_WHAT IS BEING ASKED_. Leave out any pictures and transcribe all other data below exactly.
** start THE DATA **
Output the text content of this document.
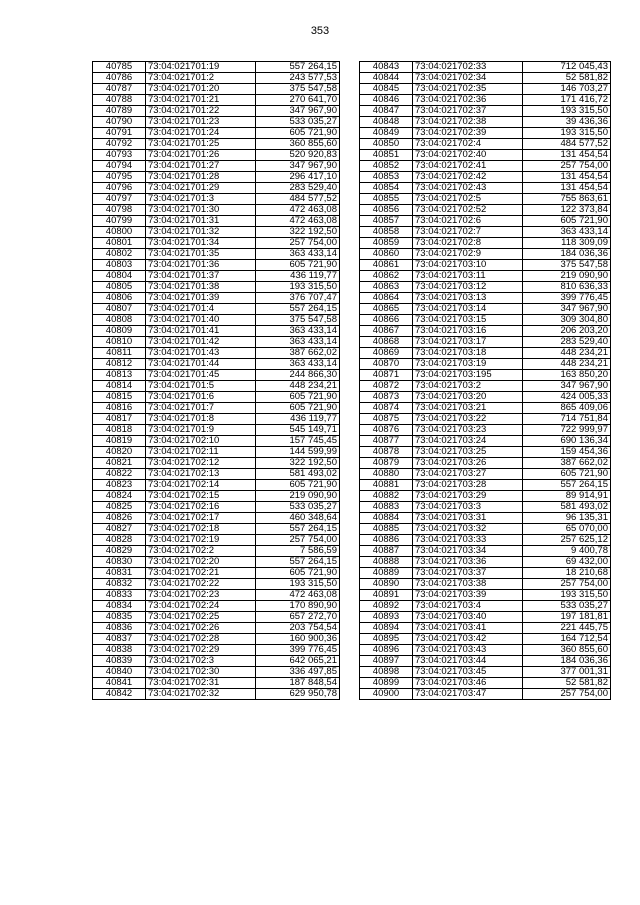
353
40785	73:04:021701:19	557 264,15
40786	73:04:021701:2	243 577,53
40787	73:04:021701:20	375 547,58
40788	73:04:021701:21	270 641,70
40789	73:04:021701:22	347 967,90
40790	73:04:021701:23	533 035,27
40791	73:04:021701:24	605 721,90
40792	73:04:021701:25	360 855,60
40793	73:04:021701:26	520 920,83
40794	73:04:021701:27	347 967,90
40795	73:04:021701:28	296 417,10
40796	73:04:021701:29	283 529,40
40797	73:04:021701:3	484 577,52
40798	73:04:021701:30	472 463,08
40799	73:04:021701:31	472 463,08
40800	73:04:021701:32	322 192,50
40801	73:04:021701:34	257 754,00
40802	73:04:021701:35	363 433,14
40803	73:04:021701:36	605 721,90
40804	73:04:021701:37	436 119,77
40805	73:04:021701:38	193 315,50
40806	73:04:021701:39	376 707,47
40807	73:04:021701:4	557 264,15
40808	73:04:021701:40	375 547,58
40809	73:04:021701:41	363 433,14
40810	73:04:021701:42	363 433,14
40811	73:04:021701:43	387 662,02
40812	73:04:021701:44	363 433,14
40813	73:04:021701:45	244 866,30
40814	73:04:021701:5	448 234,21
40815	73:04:021701:6	605 721,90
40816	73:04:021701:7	605 721,90
40817	73:04:021701:8	436 119,77
40818	73:04:021701:9	545 149,71
40819	73:04:021702:10	157 745,45
40820	73:04:021702:11	144 599,99
40821	73:04:021702:12	322 192,50
40822	73:04:021702:13	581 493,02
40823	73:04:021702:14	605 721,90
40824	73:04:021702:15	219 090,90
40825	73:04:021702:16	533 035,27
40826	73:04:021702:17	460 348,64
40827	73:04:021702:18	557 264,15
40828	73:04:021702:19	257 754,00
40829	73:04:021702:2	7 586,59
40830	73:04:021702:20	557 264,15
40831	73:04:021702:21	605 721,90
40832	73:04:021702:22	193 315,50
40833	73:04:021702:23	472 463,08
40834	73:04:021702:24	170 890,90
40835	73:04:021702:25	657 272,70
40836	73:04:021702:26	203 754,54
40837	73:04:021702:28	160 900,36
40838	73:04:021702:29	399 776,45
40839	73:04:021702:3	642 065,21
40840	73:04:021702:30	336 497,85
40841	73:04:021702:31	187 848,54
40842	73:04:021702:32	629 950,78
40843	73:04:021702:33	712 045,43
40844	73:04:021702:34	52 581,82
40845	73:04:021702:35	146 703,27
40846	73:04:021702:36	171 416,72
40847	73:04:021702:37	193 315,50
40848	73:04:021702:38	39 436,36
40849	73:04:021702:39	193 315,50
40850	73:04:021702:4	484 577,52
40851	73:04:021702:40	131 454,54
40852	73:04:021702:41	257 754,00
40853	73:04:021702:42	131 454,54
40854	73:04:021702:43	131 454,54
40855	73:04:021702:5	755 863,61
40856	73:04:021702:52	122 373,84
40857	73:04:021702:6	605 721,90
40858	73:04:021702:7	363 433,14
40859	73:04:021702:8	118 309,09
40860	73:04:021702:9	184 036,36
40861	73:04:021703:10	375 547,58
40862	73:04:021703:11	219 090,90
40863	73:04:021703:12	810 636,33
40864	73:04:021703:13	399 776,45
40865	73:04:021703:14	347 967,90
40866	73:04:021703:15	309 304,80
40867	73:04:021703:16	206 203,20
40868	73:04:021703:17	283 529,40
40869	73:04:021703:18	448 234,21
40870	73:04:021703:19	448 234,21
40871	73:04:021703:195	163 850,20
40872	73:04:021703:2	347 967,90
40873	73:04:021703:20	424 005,33
40874	73:04:021703:21	865 409,06
40875	73:04:021703:22	714 751,84
40876	73:04:021703:23	722 999,97
40877	73:04:021703:24	690 136,34
40878	73:04:021703:25	159 454,36
40879	73:04:021703:26	387 662,02
40880	73:04:021703:27	605 721,90
40881	73:04:021703:28	557 264,15
40882	73:04:021703:29	89 914,91
40883	73:04:021703:3	581 493,02
40884	73:04:021703:31	96 135,31
40885	73:04:021703:32	65 070,00
40886	73:04:021703:33	257 625,12
40887	73:04:021703:34	9 400,78
40888	73:04:021703:36	69 432,00
40889	73:04:021703:37	18 210,68
40890	73:04:021703:38	257 754,00
40891	73:04:021703:39	193 315,50
40892	73:04:021703:4	533 035,27
40893	73:04:021703:40	197 181,81
40894	73:04:021703:41	221 445,75
40895	73:04:021703:42	164 712,54
40896	73:04:021703:43	360 855,60
40897	73:04:021703:44	184 036,36
40898	73:04:021703:45	377 001,31
40899	73:04:021703:46	52 581,82
40900	73:04:021703:47	257 754,00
** end THE DATA **
_RESULT FOR THIS EXERCISE_.
Output the text content of this document.
353
40785	73:04:021701:19	557 264,15
40786	73:04:021701:2	243 577,53
40787	73:04:021701:20	375 547,58
40788	73:04:021701:21	270 641,70
40789	73:04:021701:22	347 967,90
40790	73:04:021701:23	533 035,27
40791	73:04:021701:24	605 721,90
40792	73:04:021701:25	360 855,60
40793	73:04:021701:26	520 920,83
40794	73:04:021701:27	347 967,90
40795	73:04:021701:28	296 417,10
40796	73:04:021701:29	283 529,40
40797	73:04:021701:3	484 577,52
40798	73:04:021701:30	472 463,08
40799	73:04:021701:31	472 463,08
40800	73:04:021701:32	322 192,50
40801	73:04:021701:34	257 754,00
40802	73:04:021701:35	363 433,14
40803	73:04:021701:36	605 721,90
40804	73:04:021701:37	436 119,77
40805	73:04:021701:38	193 315,50
40806	73:04:021701:39	376 707,47
40807	73:04:021701:4	557 264,15
40808	73:04:021701:40	375 547,58
40809	73:04:021701:41	363 433,14
40810	73:04:021701:42	363 433,14
40811	73:04:021701:43	387 662,02
40812	73:04:021701:44	363 433,14
40813	73:04:021701:45	244 866,30
40814	73:04:021701:5	448 234,21
40815	73:04:021701:6	605 721,90
40816	73:04:021701:7	605 721,90
40817	73:04:021701:8	436 119,77
40818	73:04:021701:9	545 149,71
40819	73:04:021702:10	157 745,45
40820	73:04:021702:11	144 599,99
40821	73:04:021702:12	322 192,50
40822	73:04:021702:13	581 493,02
40823	73:04:021702:14	605 721,90
40824	73:04:021702:15	219 090,90
40825	73:04:021702:16	533 035,27
40826	73:04:021702:17	460 348,64
40827	73:04:021702:18	557 264,15
40828	73:04:021702:19	257 754,00
40829	73:04:021702:2	7 586,59
40830	73:04:021702:20	557 264,15
40831	73:04:021702:21	605 721,90
40832	73:04:021702:22	193 315,50
40833	73:04:021702:23	472 463,08
40834	73:04:021702:24	170 890,90
40835	73:04:021702:25	657 272,70
40836	73:04:021702:26	203 754,54
40837	73:04:021702:28	160 900,36
40838	73:04:021702:29	399 776,45
40839	73:04:021702:3	642 065,21
40840	73:04:021702:30	336 497,85
40841	73:04:021702:31	187 848,54
40842	73:04:021702:32	629 950,78
40843	73:04:021702:33	712 045,43
40844	73:04:021702:34	52 581,82
40845	73:04:021702:35	146 703,27
40846	73:04:021702:36	171 416,72
40847	73:04:021702:37	193 315,50
40848	73:04:021702:38	39 436,36
40849	73:04:021702:39	193 315,50
40850	73:04:021702:4	484 577,52
40851	73:04:021702:40	131 454,54
40852	73:04:021702:41	257 754,00
40853	73:04:021702:42	131 454,54
40854	73:04:021702:43	131 454,54
40855	73:04:021702:5	755 863,61
40856	73:04:021702:52	122 373,84
40857	73:04:021702:6	605 721,90
40858	73:04:021702:7	363 433,14
40859	73:04:021702:8	118 309,09
40860	73:04:021702:9	184 036,36
40861	73:04:021703:10	375 547,58
40862	73:04:021703:11	219 090,90
40863	73:04:021703:12	810 636,33
40864	73:04:021703:13	399 776,45
40865	73:04:021703:14	347 967,90
40866	73:04:021703:15	309 304,80
40867	73:04:021703:16	206 203,20
40868	73:04:021703:17	283 529,40
40869	73:04:021703:18	448 234,21
40870	73:04:021703:19	448 234,21
40871	73:04:021703:195	163 850,20
40872	73:04:021703:2	347 967,90
40873	73:04:021703:20	424 005,33
40874	73:04:021703:21	865 409,06
40875	73:04:021703:22	714 751,84
40876	73:04:021703:23	722 999,97
40877	73:04:021703:24	690 136,34
40878	73:04:021703:25	159 454,36
40879	73:04:021703:26	387 662,02
40880	73:04:021703:27	605 721,90
40881	73:04:021703:28	557 264,15
40882	73:04:021703:29	89 914,91
40883	73:04:021703:3	581 493,02
40884	73:04:021703:31	96 135,31
40885	73:04:021703:32	65 070,00
40886	73:04:021703:33	257 625,12
40887	73:04:021703:34	9 400,78
40888	73:04:021703:36	69 432,00
40889	73:04:021703:37	18 210,68
40890	73:04:021703:38	257 754,00
40891	73:04:021703:39	193 315,50
40892	73:04:021703:4	533 035,27
40893	73:04:021703:40	197 181,81
40894	73:04:021703:41	221 445,75
40895	73:04:021703:42	164 712,54
40896	73:04:021703:43	360 855,60
40897	73:04:021703:44	184 036,36
40898	73:04:021703:45	377 001,31
40899	73:04:021703:46	52 581,82
40900	73:04:021703:47	257 754,00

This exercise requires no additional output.